Task objective: Each entry below is to be duplicated verbatim.

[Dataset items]
_ _ _ _ _

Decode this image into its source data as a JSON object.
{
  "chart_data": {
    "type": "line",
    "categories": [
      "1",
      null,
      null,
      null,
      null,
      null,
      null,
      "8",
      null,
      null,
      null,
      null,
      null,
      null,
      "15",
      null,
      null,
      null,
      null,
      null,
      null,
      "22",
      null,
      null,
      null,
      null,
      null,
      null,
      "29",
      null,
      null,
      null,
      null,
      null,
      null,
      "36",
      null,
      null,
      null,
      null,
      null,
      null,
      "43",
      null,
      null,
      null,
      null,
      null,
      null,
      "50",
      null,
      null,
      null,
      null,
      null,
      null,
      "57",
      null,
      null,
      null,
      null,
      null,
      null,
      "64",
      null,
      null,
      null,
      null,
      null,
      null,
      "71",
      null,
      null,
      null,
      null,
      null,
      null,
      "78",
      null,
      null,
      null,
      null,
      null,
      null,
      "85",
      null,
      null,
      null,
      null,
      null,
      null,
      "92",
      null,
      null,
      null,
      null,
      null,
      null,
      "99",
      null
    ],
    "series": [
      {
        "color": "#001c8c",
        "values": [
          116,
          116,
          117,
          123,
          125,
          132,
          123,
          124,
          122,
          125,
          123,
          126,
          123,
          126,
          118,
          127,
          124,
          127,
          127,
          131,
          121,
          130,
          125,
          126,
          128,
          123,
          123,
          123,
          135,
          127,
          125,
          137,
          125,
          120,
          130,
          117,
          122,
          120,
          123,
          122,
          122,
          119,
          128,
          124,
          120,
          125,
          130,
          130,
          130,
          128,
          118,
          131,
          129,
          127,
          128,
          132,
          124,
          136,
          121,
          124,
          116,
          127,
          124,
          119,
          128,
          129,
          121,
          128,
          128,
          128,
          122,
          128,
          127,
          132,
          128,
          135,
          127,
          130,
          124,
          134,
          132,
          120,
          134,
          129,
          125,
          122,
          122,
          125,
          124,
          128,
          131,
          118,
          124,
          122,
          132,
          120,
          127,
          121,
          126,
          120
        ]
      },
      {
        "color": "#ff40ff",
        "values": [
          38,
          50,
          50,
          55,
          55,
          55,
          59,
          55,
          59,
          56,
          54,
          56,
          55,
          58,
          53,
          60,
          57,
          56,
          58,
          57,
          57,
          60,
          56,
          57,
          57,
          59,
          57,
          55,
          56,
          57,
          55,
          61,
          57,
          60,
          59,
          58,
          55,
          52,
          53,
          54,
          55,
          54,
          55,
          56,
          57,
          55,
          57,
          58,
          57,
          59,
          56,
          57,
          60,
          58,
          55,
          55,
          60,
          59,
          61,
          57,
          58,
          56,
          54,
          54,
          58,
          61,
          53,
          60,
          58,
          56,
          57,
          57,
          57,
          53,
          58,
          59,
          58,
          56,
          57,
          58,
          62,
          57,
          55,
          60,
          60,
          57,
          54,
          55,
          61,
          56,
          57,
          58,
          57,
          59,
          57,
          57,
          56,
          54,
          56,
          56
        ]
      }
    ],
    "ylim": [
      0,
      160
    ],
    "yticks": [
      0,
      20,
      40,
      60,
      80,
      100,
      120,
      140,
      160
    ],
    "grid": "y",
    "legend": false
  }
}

_ _ _ _ _

Output for this exercise:
Decode this image into its source data as a JSON object.
{
  "chart_data": {
    "type": "line",
    "categories": [
      "1",
      null,
      null,
      null,
      null,
      null,
      null,
      "8",
      null,
      null,
      null,
      null,
      null,
      null,
      "15",
      null,
      null,
      null,
      null,
      null,
      null,
      "22",
      null,
      null,
      null,
      null,
      null,
      null,
      "29",
      null,
      null,
      null,
      null,
      null,
      null,
      "36",
      null,
      null,
      null,
      null,
      null,
      null,
      "43",
      null,
      null,
      null,
      null,
      null,
      null,
      "50",
      null,
      null,
      null,
      null,
      null,
      null,
      "57",
      null,
      null,
      null,
      null,
      null,
      null,
      "64",
      null,
      null,
      null,
      null,
      null,
      null,
      "71",
      null,
      null,
      null,
      null,
      null,
      null,
      "78",
      null,
      null,
      null,
      null,
      null,
      null,
      "85",
      null,
      null,
      null,
      null,
      null,
      null,
      "92",
      null,
      null,
      null,
      null,
      null,
      null,
      "99",
      null
    ],
    "series": [
      {
        "color": "#001c8c",
        "values": [
          116,
          116,
          117,
          123,
          125,
          132,
          123,
          124,
          122,
          125,
          123,
          126,
          123,
          126,
          118,
          127,
          124,
          127,
          127,
          131,
          121,
          130,
          125,
          126,
          128,
          123,
          123,
          123,
          135,
          127,
          125,
          137,
          125,
          120,
          130,
          117,
          122,
          120,
          123,
          122,
          122,
          119,
          128,
          124,
          120,
          125,
          130,
          130,
          130,
          128,
          118,
          131,
          129,
          127,
          128,
          132,
          124,
          136,
          121,
          124,
          116,
          127,
          124,
          119,
          128,
          129,
          121,
          128,
          128,
          128,
          122,
          128,
          127,
          132,
          128,
          135,
          127,
          130,
          124,
          134,
          132,
          120,
          134,
          129,
          125,
          122,
          122,
          125,
          124,
          128,
          131,
          118,
          124,
          122,
          132,
          120,
          127,
          121,
          126,
          120
        ]
      },
      {
        "color": "#ff40ff",
        "values": [
          38,
          50,
          50,
          55,
          55,
          55,
          59,
          55,
          59,
          56,
          54,
          56,
          55,
          58,
          53,
          60,
          57,
          56,
          58,
          57,
          57,
          60,
          56,
          57,
          57,
          59,
          57,
          55,
          56,
          57,
          55,
          61,
          57,
          60,
          59,
          58,
          55,
          52,
          53,
          54,
          55,
          54,
          55,
          56,
          57,
          55,
          57,
          58,
          57,
          59,
          56,
          57,
          60,
          58,
          55,
          55,
          60,
          59,
          61,
          57,
          58,
          56,
          54,
          54,
          58,
          61,
          53,
          60,
          58,
          56,
          57,
          57,
          57,
          53,
          58,
          59,
          58,
          56,
          57,
          58,
          62,
          57,
          55,
          60,
          60,
          57,
          54,
          55,
          61,
          56,
          57,
          58,
          57,
          59,
          57,
          57,
          56,
          54,
          56,
          56
        ]
      }
    ],
    "ylim": [
      0,
      160
    ],
    "yticks": [
      0,
      20,
      40,
      60,
      80,
      100,
      120,
      140,
      160
    ],
    "grid": "y",
    "legend": false
  }
}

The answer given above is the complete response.